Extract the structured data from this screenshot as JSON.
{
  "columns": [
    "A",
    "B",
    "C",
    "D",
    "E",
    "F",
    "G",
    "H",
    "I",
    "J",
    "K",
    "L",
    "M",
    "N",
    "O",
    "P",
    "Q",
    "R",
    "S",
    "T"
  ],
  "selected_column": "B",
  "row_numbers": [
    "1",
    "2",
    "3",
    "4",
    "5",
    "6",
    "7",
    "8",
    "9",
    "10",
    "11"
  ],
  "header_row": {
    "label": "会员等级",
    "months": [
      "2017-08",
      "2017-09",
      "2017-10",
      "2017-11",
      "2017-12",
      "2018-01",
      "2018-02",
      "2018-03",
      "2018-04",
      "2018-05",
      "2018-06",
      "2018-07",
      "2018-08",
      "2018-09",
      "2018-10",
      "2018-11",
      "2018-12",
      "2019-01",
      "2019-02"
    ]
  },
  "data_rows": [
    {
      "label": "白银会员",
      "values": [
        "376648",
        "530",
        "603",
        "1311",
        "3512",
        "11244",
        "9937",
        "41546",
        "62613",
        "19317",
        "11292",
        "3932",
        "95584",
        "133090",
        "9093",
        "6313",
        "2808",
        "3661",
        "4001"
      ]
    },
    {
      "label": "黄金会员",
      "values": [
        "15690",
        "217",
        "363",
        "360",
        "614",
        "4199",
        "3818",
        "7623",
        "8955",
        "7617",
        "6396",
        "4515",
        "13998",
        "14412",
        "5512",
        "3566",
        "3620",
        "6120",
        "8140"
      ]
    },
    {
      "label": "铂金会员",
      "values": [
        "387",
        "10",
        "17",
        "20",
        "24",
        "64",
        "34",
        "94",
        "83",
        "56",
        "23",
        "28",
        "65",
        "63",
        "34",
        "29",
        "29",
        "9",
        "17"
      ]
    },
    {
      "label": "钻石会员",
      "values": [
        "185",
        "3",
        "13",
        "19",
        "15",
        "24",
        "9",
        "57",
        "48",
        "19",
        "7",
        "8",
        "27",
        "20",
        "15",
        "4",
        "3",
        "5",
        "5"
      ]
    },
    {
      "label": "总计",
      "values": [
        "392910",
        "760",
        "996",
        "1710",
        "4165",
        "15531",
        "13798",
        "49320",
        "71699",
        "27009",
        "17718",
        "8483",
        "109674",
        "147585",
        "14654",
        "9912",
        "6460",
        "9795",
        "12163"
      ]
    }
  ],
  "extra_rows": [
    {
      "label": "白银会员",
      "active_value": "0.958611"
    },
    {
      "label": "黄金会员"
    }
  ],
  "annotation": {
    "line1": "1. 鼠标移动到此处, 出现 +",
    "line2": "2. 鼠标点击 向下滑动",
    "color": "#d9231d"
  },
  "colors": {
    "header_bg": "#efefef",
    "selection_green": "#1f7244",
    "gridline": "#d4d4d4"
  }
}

- - -

Copy every line of the material, please, keeping it exactly the same.

Extract the structured data from this screenshot as JSON.
{
  "columns": [
    "A",
    "B",
    "C",
    "D",
    "E",
    "F",
    "G",
    "H",
    "I",
    "J",
    "K",
    "L",
    "M",
    "N",
    "O",
    "P",
    "Q",
    "R",
    "S",
    "T"
  ],
  "selected_column": "B",
  "row_numbers": [
    "1",
    "2",
    "3",
    "4",
    "5",
    "6",
    "7",
    "8",
    "9",
    "10",
    "11"
  ],
  "header_row": {
    "label": "会员等级",
    "months": [
      "2017-08",
      "2017-09",
      "2017-10",
      "2017-11",
      "2017-12",
      "2018-01",
      "2018-02",
      "2018-03",
      "2018-04",
      "2018-05",
      "2018-06",
      "2018-07",
      "2018-08",
      "2018-09",
      "2018-10",
      "2018-11",
      "2018-12",
      "2019-01",
      "2019-02"
    ]
  },
  "data_rows": [
    {
      "label": "白银会员",
      "values": [
        "376648",
        "530",
        "603",
        "1311",
        "3512",
        "11244",
        "9937",
        "41546",
        "62613",
        "19317",
        "11292",
        "3932",
        "95584",
        "133090",
        "9093",
        "6313",
        "2808",
        "3661",
        "4001"
      ]
    },
    {
      "label": "黄金会员",
      "values": [
        "15690",
        "217",
        "363",
        "360",
        "614",
        "4199",
        "3818",
        "7623",
        "8955",
        "7617",
        "6396",
        "4515",
        "13998",
        "14412",
        "5512",
        "3566",
        "3620",
        "6120",
        "8140"
      ]
    },
    {
      "label": "铂金会员",
      "values": [
        "387",
        "10",
        "17",
        "20",
        "24",
        "64",
        "34",
        "94",
        "83",
        "56",
        "23",
        "28",
        "65",
        "63",
        "34",
        "29",
        "29",
        "9",
        "17"
      ]
    },
    {
      "label": "钻石会员",
      "values": [
        "185",
        "3",
        "13",
        "19",
        "15",
        "24",
        "9",
        "57",
        "48",
        "19",
        "7",
        "8",
        "27",
        "20",
        "15",
        "4",
        "3",
        "5",
        "5"
      ]
    },
    {
      "label": "总计",
      "values": [
        "392910",
        "760",
        "996",
        "1710",
        "4165",
        "15531",
        "13798",
        "49320",
        "71699",
        "27009",
        "17718",
        "8483",
        "109674",
        "147585",
        "14654",
        "9912",
        "6460",
        "9795",
        "12163"
      ]
    }
  ],
  "extra_rows": [
    {
      "label": "白银会员",
      "active_value": "0.958611"
    },
    {
      "label": "黄金会员"
    }
  ],
  "annotation": {
    "line1": "1. 鼠标移动到此处, 出现 +",
    "line2": "2. 鼠标点击 向下滑动",
    "color": "#d9231d"
  },
  "colors": {
    "header_bg": "#efefef",
    "selection_green": "#1f7244",
    "gridline": "#d4d4d4"
  }
}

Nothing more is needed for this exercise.